▶ **提供された抜粋**
※ ※ ※
おちょことは小さな器のこと。形状や材質に決まりはなく、色や柄もまちまちですが、シンプルなものやコレクション性の高いもの、アンティーク、名のある陶芸家による作品まで、バラエティ豊富に流通しています。
おもに日本酒をたのしむ酒器として知られているおちょこですが、お酒を飲むために用いられるようになったのは、江戸時代中期以降のこと。もともとは和え物など少量の料理を入れる和食器として使われていたそう。
また、そばやそうめんのつけ汁に使われる「そばちょこ(蕎麦猪口)」という和食器もありますが、日本酒に使われるおちょこに比べて、こちらはやや大ぶりです。
おちょこという名前の由来
おちょこの語源には諸説あります。ひとつは「猪口(ちょく)」から転じたという説。「ちょく」とは、「ちょっとしたもの」を指すとも、「飾り気のない」ことを表すとも、安直を意味する「直」からきているともいわれています。
飲んだ酒の量や盃(桝)を表す「鍾(しょう)」という言葉の、福建音(中国語読み)や朝鮮音(韓国語読み)に由来するという説もありますが、明確にはわかっていません。
※ ※ ※
▶ **課題 1**
おちょこについての抜粋にある「また、そばやそうめんのつけ汁に使われる「そばちょこ(蕎麦猪口)」という和食器もありますが、日本酒に使われるおちょこに比べて、こちらはやや大ぶりです。」を英語に訳すこと。
▶ **課題 2**
おちょこについての抜粋を、最後の文のあとから書き継ぐこと。
レコードは、おちょこについての抜粋とは無関係だ。

データセットの抜粋:
※ ※ ※
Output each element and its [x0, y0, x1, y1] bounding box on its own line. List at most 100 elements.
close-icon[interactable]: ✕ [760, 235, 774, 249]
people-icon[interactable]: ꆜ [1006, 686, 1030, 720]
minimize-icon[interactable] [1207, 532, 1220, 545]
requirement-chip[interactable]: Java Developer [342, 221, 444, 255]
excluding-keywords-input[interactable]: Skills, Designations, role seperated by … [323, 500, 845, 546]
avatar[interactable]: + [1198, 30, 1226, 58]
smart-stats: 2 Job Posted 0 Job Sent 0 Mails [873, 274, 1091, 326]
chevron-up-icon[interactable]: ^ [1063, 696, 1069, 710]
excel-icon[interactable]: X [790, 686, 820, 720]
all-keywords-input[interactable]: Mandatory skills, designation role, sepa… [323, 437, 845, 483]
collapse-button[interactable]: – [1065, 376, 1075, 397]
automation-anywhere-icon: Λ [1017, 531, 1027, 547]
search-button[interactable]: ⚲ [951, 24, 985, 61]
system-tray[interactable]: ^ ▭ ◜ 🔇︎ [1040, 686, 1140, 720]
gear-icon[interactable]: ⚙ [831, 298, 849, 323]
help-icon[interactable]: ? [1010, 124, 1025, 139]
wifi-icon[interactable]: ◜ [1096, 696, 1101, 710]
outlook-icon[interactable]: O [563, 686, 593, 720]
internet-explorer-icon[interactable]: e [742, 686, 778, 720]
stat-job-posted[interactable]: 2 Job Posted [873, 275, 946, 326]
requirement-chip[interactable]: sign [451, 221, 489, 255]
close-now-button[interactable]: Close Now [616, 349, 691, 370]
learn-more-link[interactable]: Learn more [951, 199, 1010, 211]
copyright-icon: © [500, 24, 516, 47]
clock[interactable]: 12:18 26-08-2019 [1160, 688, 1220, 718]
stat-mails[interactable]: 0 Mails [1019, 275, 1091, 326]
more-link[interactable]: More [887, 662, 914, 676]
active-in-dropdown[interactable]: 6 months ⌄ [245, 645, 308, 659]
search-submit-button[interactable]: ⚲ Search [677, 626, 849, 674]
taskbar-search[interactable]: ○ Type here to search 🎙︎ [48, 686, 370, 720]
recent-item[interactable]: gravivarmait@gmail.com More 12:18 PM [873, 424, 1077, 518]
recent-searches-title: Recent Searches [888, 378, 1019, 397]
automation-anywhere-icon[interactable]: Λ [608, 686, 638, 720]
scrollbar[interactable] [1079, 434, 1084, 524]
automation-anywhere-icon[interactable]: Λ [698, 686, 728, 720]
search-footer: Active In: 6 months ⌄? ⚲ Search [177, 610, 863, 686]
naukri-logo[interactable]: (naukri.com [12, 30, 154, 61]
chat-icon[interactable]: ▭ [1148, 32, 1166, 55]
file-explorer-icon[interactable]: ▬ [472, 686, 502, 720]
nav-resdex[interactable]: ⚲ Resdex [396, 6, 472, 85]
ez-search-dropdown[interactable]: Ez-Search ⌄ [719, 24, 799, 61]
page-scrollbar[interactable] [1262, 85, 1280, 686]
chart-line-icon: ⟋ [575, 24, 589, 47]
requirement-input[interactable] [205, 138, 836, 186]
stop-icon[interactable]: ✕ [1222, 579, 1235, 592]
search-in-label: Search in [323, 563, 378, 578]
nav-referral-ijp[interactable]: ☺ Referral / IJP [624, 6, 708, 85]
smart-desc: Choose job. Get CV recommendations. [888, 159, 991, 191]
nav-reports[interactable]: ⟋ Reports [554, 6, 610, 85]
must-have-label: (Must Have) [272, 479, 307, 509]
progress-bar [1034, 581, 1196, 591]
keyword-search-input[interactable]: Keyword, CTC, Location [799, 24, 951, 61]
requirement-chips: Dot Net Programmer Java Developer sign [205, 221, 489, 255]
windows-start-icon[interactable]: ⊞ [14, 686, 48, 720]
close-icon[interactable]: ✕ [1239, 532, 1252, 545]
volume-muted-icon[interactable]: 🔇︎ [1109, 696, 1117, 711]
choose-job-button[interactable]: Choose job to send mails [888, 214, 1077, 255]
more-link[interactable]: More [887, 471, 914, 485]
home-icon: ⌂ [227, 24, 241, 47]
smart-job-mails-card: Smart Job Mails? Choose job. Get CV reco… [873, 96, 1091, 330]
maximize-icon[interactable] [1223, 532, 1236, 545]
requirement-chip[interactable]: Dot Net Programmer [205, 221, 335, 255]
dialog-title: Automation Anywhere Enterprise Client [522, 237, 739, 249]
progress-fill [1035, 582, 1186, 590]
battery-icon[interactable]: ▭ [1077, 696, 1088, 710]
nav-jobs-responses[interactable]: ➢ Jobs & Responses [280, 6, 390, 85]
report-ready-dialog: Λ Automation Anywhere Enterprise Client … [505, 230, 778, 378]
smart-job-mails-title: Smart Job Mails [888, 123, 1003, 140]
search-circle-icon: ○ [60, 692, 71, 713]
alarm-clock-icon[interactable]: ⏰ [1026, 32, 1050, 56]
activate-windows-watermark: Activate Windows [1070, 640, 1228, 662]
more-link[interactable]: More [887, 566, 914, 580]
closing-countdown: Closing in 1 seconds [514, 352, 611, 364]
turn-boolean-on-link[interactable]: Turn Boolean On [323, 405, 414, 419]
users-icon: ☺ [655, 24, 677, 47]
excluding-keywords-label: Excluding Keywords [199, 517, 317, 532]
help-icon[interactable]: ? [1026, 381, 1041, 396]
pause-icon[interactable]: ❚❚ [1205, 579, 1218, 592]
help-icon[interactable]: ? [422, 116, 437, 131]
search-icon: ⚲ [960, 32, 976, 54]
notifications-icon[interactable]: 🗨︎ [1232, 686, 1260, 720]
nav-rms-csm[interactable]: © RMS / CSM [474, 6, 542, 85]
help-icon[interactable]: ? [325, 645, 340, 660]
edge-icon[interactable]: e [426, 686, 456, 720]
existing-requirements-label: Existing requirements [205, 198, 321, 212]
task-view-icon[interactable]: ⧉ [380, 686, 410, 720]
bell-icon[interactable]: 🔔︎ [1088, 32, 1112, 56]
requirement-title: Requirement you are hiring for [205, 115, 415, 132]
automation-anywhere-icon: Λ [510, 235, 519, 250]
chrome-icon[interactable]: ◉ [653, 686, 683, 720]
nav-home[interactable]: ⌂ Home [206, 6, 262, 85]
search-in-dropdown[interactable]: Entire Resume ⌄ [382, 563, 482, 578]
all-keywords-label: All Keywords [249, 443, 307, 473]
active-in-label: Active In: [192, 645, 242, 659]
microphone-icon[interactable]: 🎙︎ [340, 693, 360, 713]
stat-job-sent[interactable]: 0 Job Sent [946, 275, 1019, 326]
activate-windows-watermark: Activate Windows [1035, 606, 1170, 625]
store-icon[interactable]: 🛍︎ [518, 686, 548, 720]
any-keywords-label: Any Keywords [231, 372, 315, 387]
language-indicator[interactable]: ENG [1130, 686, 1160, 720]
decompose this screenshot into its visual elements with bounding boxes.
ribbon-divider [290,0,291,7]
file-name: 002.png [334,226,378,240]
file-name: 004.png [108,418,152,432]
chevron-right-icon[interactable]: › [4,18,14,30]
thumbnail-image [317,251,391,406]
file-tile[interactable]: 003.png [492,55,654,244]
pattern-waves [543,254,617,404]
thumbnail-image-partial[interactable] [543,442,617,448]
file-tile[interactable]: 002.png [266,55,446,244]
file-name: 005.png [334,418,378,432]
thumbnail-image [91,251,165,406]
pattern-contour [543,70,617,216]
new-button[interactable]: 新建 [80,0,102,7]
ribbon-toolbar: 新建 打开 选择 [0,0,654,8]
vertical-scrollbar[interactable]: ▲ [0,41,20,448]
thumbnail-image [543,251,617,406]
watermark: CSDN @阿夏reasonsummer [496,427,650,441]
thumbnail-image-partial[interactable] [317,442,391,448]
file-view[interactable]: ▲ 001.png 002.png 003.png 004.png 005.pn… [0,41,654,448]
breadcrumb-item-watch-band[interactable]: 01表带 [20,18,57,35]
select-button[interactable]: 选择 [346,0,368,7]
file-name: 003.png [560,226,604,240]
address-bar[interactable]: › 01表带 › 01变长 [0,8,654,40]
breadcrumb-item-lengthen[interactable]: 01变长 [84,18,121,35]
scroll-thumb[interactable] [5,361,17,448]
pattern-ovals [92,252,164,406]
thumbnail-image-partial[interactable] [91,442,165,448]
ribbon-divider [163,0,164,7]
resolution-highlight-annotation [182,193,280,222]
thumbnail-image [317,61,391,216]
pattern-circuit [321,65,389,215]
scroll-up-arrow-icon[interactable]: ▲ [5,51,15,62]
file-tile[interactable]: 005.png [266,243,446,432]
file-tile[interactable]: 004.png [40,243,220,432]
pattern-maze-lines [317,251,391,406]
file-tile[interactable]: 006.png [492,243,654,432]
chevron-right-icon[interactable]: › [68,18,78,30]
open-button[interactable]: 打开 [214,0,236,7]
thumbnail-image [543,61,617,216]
※ ※ ※
▶ **課題の回答 1**
There is also a piece of Japanese tableware called a "soba choko," used for the dipping sauce of soba or somen noodles, and it is somewhat larger than the ochoko used for sake.

▶ **課題の回答 2**
おちょこで日本酒を飲むメリット
最近は、ガラスのコップやワイングラスで日本酒を飲む人も増えているようですが、日本酒の平均的なアルコール度数は約15〜16度。日本酒は一般に、水で割らずストレートで飲むお酒なので、大きな器になみなみと注いでテンポよく飲んでしまうと、あっという間に酔いが回ってしまいます。加えて、おいしい日本酒ほどペースが速まってしまうので、つい飲みすぎたり二日酔いになったりする可能性も。その点、おちょこのような小ぶりの器は、ゆっくり味わいながらたのしむのに向いていそうです。
あの有名なおちょこの正体
おちょこに、「これぞ定番」というデザインはありませんが、つるんとした質感の白地の器で、内側の底面に青い二重丸があしらわれたものを見たことがある人も多いのではないでしょうか?
これは「蛇の目猪口(ちょこ)」と呼ばれる器で、きき酒に用いられるもの。「きき猪口(ちょこ)」の名でも知られています。白地に際立つ青の二重丸は、日本酒の色や透明度の確認に役立つそうです。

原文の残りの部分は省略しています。